Consigne
Relevez, dans la chronique ci-dessous, tous les lieux que l'énumération placée avant le nom de Patrick Manoukian associe à un personnage ou à un titre.

Extrait
· · · · ·

Amis lecteurs et lectrices, cette chronique sera sans doute un peu plus longue que de coutume, mais c'est simplement le reflet du bonheur suscité par la lecture de ce livre.
Yeruldelgger et la Mongolie,
Mato Grosso et le Brésil,
Heimaey et l'Islande,
Hunter et L'Alaska,
Freeman et la Louisiane,
Manhattan Sunset et New-York :
Patrick Manoukian (appelons de son vrai nom celui qui écrit sous les pseudonymes de
Ian Manook ou encore
Roy Braverman) nous avait habitué, pour notre plus grand plaisir, à voyager dans des endroits lointains, merveilleusement décrits, en compagnie de personnages hors du commun. Avec «
L'oiseau Bleu d'Erzeroum », il reste fidèle à ses fondamentaux, mais on entre dans une autre dimension : celle de la saga historique. Et le résultat est, il ne faut pas avoir peur des mots, un véritable chef d'oeuvre.
Je me souviens d'un agréable dîner, il y a plus de trois ans, organisé par Sandrine Labrevois, son attachée de presse, et le blogueur Marc Page (Willy Lefèvre). Vers la fin du repas, de manière anodine, je lui avais demandé quels étaient ses projets. Il m'avait répondu : « Je vais écrire une saga historique sur la diaspora arménienne ». Cela m'avait surpris : il était déjà auteur à succès, avec un lectorat fidèle et une réputation solidement établie, pourquoi donc voulait-il changer de registre ?
J'avais bien compris que Patrick est quelqu'un d'assez anticonformiste, sans cesse à la recherche de nouveautés, comme le montre son passé de bourlingueur et ses différents métiers. J'ai donc mis cette décision sur le compte de ce trait de caractère, et nous sommes passés à d'autres sujets de conversation.
A l'entame de la lecture de «
L'oiseau Bleu d'Erzeroum », cette conversation m'est naturellement revenue à l'esprit, et je me suis dit : « Voyons si son pari est réussi… ».
Au moment de refermer le livre, je peux dire sans hésitation que le but est brillamment atteint.
On comprend que cette histoire l'ait pris aux tripes dès son enfance, sans doute, lorsque sa grand-mère lui parlait de ce qu'elle avait vécu lors de ces évènements innommables qu'ont été la déportation et le génocide des populations arméniennes de Turquie. Une histoire qui nous concerne tous, que l'on soit d'origine arménienne ou pas…
Tout cela a dû ensuite maturer, évoluer, et un beau jour, Patrick a dû sentir que le moment était venu. Il a pris sa plume pour exprimer ses sentiments, et comme il sait le mieux le faire : de manière romancée.

· · · · ·

Données fournies
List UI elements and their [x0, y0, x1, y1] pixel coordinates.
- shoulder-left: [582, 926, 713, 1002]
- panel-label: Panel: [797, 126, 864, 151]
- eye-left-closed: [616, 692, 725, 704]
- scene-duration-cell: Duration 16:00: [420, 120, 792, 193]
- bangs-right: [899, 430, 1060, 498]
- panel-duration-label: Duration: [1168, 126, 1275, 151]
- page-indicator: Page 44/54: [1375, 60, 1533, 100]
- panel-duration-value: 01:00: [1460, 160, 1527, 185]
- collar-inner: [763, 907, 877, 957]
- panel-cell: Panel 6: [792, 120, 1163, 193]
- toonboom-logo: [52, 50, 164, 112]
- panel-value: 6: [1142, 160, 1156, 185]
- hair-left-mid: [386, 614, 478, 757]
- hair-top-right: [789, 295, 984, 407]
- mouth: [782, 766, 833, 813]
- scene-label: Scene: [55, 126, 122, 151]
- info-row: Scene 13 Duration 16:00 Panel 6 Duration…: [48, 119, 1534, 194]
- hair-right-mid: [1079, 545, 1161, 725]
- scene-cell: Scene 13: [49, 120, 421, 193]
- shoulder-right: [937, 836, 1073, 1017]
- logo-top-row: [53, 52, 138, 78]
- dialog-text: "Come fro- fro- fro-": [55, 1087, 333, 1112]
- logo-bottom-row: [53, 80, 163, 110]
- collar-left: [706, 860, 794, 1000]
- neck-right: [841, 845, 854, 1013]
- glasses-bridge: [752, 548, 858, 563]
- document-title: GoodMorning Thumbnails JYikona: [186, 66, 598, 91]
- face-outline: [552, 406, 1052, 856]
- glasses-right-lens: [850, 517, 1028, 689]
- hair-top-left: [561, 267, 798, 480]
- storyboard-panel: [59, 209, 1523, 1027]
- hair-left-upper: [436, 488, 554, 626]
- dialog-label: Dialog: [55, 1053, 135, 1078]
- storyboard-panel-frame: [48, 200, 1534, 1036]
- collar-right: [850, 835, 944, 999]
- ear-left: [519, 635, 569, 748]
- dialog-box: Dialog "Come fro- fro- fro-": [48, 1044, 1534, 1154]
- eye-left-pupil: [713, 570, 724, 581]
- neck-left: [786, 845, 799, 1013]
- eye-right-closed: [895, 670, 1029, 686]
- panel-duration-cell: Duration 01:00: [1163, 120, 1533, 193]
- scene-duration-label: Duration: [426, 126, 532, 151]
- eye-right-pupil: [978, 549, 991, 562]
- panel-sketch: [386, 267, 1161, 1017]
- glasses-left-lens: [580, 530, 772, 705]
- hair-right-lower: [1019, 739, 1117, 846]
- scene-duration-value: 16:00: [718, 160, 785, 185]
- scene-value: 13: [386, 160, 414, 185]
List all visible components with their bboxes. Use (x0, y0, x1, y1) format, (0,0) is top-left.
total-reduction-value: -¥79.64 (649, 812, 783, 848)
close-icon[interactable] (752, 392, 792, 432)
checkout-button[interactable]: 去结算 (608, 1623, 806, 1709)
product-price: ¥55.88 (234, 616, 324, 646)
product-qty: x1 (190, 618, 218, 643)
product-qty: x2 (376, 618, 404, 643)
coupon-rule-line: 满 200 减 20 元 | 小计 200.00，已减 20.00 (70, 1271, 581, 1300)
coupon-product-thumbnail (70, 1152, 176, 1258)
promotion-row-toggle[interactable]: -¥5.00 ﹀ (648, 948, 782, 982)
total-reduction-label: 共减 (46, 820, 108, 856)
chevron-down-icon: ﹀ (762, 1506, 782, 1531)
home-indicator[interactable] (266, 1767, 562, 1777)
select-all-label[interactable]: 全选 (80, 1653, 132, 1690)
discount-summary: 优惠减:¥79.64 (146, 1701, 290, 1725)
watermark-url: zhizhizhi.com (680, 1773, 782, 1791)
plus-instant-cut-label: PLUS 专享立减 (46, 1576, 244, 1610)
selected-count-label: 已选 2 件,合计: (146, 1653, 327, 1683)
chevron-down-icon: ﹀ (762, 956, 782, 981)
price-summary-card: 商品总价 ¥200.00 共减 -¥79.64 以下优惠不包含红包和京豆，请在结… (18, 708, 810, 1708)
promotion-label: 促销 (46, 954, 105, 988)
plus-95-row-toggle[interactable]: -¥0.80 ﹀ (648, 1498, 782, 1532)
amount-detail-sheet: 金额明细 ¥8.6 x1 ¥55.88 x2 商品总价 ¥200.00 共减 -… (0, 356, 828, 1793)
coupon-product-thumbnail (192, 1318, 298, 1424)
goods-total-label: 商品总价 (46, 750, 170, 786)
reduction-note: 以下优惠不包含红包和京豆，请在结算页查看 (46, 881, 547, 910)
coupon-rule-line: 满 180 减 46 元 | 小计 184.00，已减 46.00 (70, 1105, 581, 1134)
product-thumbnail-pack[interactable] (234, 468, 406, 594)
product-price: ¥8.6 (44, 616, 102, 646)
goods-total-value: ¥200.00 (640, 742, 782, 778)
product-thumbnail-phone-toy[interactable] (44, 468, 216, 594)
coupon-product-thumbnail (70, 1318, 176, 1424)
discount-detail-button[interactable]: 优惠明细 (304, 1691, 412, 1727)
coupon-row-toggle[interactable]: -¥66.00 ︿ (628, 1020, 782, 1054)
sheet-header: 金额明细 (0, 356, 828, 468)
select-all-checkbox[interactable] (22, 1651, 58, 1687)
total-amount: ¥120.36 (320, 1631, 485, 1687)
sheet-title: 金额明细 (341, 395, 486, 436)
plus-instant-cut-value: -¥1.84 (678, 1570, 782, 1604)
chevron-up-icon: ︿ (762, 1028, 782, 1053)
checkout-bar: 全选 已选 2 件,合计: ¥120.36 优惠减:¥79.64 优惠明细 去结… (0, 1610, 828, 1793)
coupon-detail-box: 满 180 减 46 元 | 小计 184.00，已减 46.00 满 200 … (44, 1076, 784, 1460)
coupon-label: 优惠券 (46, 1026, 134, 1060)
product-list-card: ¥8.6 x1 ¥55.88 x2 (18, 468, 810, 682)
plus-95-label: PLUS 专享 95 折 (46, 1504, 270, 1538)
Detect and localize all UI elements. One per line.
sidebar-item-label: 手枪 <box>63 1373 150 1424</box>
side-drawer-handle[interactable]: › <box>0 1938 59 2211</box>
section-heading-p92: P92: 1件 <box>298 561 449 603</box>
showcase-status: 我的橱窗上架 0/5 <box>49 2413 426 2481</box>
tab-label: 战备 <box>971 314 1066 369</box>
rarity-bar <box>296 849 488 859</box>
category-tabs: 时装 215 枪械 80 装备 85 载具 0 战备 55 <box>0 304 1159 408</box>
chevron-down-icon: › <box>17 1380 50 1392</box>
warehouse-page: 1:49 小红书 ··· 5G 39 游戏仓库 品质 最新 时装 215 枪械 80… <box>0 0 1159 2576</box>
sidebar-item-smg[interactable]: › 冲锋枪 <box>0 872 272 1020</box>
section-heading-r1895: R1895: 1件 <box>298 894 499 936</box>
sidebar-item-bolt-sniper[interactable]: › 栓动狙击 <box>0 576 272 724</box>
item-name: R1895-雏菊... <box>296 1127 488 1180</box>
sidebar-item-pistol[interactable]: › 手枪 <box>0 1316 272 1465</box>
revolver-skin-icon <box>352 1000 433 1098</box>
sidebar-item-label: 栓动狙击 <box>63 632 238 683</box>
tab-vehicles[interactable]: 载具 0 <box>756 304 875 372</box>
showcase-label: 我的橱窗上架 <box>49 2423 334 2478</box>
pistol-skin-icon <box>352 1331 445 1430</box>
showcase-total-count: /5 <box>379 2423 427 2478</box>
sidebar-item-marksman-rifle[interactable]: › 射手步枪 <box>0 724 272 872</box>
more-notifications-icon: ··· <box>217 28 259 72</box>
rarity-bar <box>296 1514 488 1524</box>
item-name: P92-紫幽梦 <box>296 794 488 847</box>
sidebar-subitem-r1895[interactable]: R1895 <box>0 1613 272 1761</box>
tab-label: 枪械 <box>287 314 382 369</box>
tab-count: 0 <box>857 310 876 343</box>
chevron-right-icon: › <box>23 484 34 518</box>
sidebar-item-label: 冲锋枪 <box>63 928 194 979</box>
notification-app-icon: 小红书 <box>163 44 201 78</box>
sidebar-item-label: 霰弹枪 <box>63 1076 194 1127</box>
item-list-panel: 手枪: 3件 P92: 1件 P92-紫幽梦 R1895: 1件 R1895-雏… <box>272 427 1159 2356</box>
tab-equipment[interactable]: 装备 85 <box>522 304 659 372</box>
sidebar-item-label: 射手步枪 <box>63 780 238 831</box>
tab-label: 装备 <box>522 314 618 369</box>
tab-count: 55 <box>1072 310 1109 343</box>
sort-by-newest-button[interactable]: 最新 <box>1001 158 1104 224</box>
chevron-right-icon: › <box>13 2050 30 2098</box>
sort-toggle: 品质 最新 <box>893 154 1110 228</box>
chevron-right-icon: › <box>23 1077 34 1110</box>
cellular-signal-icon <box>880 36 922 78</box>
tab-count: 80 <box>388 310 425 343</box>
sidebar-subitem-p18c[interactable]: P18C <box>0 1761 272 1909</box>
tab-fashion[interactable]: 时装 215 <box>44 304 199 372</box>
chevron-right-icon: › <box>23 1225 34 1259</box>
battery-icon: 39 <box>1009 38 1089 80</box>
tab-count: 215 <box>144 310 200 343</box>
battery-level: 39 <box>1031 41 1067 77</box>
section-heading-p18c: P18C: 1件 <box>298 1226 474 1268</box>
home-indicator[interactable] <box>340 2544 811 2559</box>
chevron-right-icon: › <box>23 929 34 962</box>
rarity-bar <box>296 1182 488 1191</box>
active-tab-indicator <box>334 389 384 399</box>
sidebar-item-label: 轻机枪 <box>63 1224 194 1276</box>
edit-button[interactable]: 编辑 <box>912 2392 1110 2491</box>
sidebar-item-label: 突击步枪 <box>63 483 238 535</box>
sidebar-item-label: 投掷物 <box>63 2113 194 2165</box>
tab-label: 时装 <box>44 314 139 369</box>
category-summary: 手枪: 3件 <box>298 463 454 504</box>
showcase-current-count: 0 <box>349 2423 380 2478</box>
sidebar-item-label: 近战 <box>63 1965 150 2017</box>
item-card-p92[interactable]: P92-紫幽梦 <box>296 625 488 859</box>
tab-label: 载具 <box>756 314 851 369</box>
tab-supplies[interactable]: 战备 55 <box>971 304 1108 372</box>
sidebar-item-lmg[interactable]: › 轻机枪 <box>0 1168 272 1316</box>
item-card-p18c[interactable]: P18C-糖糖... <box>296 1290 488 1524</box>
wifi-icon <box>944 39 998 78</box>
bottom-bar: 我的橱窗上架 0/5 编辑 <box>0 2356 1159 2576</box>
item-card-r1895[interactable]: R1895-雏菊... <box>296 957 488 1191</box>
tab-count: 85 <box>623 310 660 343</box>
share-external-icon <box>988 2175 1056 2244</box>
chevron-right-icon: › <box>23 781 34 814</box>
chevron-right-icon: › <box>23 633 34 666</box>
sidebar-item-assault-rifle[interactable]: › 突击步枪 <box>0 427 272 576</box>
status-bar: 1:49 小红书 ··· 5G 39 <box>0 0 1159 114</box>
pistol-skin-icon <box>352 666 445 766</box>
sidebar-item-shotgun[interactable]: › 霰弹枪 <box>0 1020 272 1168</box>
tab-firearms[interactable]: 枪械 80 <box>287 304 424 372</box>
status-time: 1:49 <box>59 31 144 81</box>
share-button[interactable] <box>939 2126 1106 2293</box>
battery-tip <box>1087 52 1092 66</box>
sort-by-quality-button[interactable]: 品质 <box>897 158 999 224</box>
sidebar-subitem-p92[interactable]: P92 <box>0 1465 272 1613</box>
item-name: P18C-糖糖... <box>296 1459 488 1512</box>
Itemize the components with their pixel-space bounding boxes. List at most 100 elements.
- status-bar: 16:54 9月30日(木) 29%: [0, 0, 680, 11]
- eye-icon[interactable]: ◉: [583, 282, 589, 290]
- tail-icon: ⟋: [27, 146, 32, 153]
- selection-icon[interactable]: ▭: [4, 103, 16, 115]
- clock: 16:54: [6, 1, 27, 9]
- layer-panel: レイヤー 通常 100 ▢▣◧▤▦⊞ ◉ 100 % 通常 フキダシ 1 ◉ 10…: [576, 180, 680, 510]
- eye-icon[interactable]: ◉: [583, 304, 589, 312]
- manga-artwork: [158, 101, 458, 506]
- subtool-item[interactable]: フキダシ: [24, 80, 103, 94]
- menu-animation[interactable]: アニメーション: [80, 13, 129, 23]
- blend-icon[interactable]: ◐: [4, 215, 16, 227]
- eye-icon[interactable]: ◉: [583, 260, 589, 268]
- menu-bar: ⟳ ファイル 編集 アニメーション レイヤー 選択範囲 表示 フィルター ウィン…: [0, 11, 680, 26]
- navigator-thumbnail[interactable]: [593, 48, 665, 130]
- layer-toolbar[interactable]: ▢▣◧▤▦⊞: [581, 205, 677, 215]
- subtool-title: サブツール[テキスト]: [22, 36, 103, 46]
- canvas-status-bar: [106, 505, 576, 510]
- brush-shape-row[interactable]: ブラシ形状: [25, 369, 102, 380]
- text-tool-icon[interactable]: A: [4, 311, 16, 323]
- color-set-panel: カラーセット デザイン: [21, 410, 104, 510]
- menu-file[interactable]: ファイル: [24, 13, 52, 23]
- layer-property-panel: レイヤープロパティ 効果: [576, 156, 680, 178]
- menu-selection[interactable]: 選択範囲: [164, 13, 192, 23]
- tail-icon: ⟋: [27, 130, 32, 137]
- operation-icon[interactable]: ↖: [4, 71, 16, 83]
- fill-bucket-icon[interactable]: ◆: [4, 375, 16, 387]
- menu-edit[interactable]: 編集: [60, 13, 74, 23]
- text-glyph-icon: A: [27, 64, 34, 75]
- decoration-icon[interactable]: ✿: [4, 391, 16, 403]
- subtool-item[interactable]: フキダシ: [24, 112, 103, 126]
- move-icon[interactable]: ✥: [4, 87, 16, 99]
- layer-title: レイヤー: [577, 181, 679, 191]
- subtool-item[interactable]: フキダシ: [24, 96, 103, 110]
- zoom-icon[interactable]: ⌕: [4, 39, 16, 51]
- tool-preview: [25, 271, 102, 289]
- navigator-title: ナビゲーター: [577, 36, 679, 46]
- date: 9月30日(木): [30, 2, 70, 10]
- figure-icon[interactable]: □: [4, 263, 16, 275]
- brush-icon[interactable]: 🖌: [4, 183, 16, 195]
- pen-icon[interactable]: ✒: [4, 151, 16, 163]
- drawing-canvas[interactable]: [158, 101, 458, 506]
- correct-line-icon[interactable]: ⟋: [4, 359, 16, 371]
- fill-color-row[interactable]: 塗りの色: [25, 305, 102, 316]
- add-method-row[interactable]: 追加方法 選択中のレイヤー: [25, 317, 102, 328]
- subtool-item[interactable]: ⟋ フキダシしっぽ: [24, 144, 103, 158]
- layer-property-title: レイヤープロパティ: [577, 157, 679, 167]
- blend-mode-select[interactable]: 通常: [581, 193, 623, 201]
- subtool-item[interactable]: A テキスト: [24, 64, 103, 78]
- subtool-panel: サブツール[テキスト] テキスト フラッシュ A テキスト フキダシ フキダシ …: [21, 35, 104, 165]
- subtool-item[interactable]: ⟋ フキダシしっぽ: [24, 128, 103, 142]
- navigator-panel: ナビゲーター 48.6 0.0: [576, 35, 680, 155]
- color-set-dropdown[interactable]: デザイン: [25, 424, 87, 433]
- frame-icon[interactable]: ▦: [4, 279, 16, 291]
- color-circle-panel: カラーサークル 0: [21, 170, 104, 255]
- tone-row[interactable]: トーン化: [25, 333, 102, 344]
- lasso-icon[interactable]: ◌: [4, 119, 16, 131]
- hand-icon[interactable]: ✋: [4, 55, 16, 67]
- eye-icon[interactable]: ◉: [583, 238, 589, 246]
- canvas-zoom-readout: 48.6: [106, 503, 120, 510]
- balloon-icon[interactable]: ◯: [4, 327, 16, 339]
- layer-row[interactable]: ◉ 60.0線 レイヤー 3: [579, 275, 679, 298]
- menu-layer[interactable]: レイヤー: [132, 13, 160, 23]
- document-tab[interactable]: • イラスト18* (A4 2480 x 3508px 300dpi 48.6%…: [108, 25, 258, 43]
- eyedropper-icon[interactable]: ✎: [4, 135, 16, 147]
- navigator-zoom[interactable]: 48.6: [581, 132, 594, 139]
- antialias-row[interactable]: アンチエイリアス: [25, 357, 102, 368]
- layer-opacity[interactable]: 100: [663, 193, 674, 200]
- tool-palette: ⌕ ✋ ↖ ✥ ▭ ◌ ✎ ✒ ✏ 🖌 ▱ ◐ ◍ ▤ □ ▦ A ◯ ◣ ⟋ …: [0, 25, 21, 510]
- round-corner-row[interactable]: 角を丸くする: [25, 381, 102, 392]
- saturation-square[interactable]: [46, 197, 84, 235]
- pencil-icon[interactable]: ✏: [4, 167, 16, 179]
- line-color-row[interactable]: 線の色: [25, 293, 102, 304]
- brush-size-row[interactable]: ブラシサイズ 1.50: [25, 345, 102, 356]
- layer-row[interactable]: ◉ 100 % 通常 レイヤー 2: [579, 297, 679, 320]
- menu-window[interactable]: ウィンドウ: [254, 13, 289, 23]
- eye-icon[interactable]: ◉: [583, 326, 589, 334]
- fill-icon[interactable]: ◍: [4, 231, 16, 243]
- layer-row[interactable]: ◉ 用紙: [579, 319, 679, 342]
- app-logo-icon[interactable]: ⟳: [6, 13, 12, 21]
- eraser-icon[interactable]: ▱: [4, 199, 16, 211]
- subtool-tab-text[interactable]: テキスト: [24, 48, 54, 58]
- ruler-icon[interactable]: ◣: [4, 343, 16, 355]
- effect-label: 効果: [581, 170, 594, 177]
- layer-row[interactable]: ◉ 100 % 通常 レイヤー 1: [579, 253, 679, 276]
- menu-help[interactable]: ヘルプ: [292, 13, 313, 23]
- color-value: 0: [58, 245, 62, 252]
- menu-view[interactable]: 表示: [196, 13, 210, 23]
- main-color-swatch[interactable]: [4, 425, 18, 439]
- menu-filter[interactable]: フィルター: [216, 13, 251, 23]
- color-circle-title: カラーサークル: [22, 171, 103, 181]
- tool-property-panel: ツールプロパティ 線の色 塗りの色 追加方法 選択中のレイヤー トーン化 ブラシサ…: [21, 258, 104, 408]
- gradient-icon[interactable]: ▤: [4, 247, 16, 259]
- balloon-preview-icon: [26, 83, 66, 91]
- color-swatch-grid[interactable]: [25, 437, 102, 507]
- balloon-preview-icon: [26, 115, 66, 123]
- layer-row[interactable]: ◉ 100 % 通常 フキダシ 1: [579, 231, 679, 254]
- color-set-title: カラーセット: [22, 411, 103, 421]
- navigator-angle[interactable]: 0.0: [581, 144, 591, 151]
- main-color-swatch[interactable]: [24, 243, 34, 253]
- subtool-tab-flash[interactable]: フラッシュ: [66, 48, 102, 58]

· · · · ·

Corrigé
- la Mongolie
- le Brésil
- l'Islande
- l'Alaska
- la Louisiane
- New-York